Cluster Management Project - This job failed because the necessary resources were not successfully created

Context

  • Using Gitlab.com
  • My ultimate goal is to apply custom configuration via helm values file to the Gitlab managed Ingress application. If any of the below is not the best way to achieve that please do say.
  • AFAICT it looks like the only way to do this is by using a Cluster Management Project (CMP) as it has the admin level permissions required to administer Gitlab managed apps.
  • Following the instructions here, adding a CMP works fine but when trying to deploy the application from the Cluster Application Project (CAP - configured to use AutoDevOps) the pipeline fails (or seemingly doesn’t even start) with the error This job failed because the necessary resources were not successfully created.
  • The troubleshooting link on this pipeline error page suggests a namespace or service account creation failed but don’t know of any way to debug this (there are no logs shown and no k8s events on the cluster).
  • This troubleshooting page links to instructions on how to view the logs but this only looks relevant to self hosted Gitlabs rather than Gitlab.com as it mentions server instance file paths.
  • Connecting to the cluster directly, I can see a project namespace and several other resources have been created, including roles, rolebindings, service accounts and token secrets. I do not know what resources might be missing though.
  • The application hasn’t been installed due to the pipeline failure and reruns do not make any difference.

_DATA EXTRACT_.

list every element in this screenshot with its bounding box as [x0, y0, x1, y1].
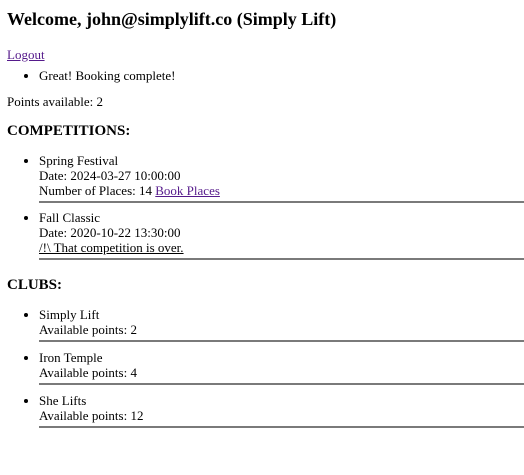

_WHAT YOU WILL DO_.
**1.** Duplicate the part of the GitLab cluster post from "Cluster Management Project - This" to "please do say.".
**2.** In the GitLab cluster post, which resources does the poster see when connecting to the cluster directly?

_ANSWERS BY TASK_.
**1.**
Cluster Management Project - This job failed because the necessary resources were not successfully created

Context

  • Using Gitlab.com
  • My ultimate goal is to apply custom configuration via helm values file to the Gitlab managed Ingress application. If any of the below is not the best way to achieve that please do say.

**2.** A project namespace, along with roles, rolebindings, service accounts and token secrets.